◆ What you need to do:
In the records below, tally every line containing "into". Report only the total.

┏━━

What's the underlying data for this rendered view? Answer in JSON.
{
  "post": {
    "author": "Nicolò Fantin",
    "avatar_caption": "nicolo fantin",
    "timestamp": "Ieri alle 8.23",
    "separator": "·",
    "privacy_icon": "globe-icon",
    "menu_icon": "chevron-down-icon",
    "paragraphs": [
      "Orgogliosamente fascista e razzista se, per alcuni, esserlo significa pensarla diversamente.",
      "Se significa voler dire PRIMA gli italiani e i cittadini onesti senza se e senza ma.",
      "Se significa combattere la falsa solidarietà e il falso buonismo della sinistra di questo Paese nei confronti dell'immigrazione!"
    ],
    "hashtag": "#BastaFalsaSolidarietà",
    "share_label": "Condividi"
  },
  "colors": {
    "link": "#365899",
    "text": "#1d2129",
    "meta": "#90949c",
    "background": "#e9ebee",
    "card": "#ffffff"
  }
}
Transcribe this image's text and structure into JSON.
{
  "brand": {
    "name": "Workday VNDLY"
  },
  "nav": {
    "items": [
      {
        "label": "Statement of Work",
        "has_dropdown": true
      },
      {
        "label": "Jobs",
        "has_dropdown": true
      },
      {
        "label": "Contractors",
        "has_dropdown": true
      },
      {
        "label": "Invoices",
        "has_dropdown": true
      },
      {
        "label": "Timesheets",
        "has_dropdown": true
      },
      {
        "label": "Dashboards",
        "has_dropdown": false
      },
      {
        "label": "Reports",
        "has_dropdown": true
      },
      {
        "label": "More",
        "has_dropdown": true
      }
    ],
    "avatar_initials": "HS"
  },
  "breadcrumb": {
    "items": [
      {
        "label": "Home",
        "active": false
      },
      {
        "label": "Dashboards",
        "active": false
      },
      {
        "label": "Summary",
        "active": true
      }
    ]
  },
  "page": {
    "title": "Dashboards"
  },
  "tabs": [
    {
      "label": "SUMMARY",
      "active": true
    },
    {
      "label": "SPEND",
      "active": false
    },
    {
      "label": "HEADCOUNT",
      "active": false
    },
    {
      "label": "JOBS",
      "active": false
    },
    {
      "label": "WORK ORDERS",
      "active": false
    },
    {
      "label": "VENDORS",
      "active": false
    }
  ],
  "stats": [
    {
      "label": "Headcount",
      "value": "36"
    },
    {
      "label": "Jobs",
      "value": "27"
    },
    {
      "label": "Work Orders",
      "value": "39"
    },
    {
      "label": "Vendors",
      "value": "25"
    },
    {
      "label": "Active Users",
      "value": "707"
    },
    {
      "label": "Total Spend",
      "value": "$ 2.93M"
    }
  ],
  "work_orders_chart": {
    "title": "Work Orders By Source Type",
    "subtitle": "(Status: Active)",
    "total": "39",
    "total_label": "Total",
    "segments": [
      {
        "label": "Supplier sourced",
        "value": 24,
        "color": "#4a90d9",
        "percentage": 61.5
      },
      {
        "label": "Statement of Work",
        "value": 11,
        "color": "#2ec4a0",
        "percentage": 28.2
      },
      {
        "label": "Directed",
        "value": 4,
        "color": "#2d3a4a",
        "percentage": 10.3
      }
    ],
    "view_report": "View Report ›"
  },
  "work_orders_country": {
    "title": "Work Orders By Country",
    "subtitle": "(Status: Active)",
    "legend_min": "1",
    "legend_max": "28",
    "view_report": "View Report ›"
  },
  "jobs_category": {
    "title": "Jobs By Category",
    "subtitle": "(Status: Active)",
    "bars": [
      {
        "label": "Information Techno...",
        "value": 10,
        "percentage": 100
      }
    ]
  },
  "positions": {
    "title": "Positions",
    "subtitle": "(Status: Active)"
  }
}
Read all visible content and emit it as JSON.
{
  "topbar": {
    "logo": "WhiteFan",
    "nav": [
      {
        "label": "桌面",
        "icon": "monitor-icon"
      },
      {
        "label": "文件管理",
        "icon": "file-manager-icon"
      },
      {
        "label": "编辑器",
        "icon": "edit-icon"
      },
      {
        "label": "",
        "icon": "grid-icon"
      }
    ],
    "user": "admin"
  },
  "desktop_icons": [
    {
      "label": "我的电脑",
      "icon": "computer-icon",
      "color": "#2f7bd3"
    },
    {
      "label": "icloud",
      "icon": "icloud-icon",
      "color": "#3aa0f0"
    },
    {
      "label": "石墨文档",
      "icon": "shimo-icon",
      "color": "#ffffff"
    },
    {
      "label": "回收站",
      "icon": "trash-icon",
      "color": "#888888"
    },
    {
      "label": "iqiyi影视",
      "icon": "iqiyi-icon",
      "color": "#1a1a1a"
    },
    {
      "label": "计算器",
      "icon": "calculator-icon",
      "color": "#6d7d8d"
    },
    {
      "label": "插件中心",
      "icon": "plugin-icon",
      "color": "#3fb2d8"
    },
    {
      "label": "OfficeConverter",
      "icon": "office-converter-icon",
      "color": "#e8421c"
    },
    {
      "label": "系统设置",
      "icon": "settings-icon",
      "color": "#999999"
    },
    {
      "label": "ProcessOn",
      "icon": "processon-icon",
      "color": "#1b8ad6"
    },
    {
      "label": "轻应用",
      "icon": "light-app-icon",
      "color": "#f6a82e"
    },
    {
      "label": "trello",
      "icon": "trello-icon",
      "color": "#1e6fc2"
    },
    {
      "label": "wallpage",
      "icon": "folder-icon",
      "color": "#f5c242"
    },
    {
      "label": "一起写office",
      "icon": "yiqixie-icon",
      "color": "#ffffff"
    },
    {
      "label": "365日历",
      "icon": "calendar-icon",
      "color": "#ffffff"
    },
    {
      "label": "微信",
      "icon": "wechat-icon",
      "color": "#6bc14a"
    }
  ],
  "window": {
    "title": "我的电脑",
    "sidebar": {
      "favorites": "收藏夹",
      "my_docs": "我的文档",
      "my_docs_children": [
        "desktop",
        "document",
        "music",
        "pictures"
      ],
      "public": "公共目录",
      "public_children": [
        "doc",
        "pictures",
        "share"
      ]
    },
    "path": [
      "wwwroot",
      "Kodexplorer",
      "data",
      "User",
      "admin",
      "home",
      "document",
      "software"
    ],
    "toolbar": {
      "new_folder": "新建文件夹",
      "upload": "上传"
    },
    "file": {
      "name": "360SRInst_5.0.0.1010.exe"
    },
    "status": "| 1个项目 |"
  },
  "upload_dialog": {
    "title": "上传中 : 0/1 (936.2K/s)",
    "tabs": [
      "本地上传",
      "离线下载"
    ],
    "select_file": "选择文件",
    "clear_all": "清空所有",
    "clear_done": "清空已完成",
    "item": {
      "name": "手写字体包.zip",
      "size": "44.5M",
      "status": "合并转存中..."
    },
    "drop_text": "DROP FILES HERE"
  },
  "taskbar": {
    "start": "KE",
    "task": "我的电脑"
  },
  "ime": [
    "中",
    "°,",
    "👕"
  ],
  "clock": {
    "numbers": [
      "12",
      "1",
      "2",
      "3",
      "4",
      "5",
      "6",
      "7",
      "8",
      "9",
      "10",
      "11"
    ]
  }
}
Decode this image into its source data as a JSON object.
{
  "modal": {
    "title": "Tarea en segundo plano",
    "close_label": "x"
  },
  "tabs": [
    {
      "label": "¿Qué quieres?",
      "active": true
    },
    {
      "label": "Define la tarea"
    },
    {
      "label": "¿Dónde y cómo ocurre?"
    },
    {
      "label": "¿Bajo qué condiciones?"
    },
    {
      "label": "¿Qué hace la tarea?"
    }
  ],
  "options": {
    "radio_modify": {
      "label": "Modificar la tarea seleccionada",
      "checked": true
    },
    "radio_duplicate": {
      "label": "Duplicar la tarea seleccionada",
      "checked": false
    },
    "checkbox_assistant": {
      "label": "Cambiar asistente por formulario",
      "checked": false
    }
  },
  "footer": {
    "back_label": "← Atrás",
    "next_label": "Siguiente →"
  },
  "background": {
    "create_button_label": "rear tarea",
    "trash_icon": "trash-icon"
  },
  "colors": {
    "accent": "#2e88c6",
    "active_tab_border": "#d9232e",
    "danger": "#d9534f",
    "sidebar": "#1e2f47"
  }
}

┗━━

◆ Written solution:
2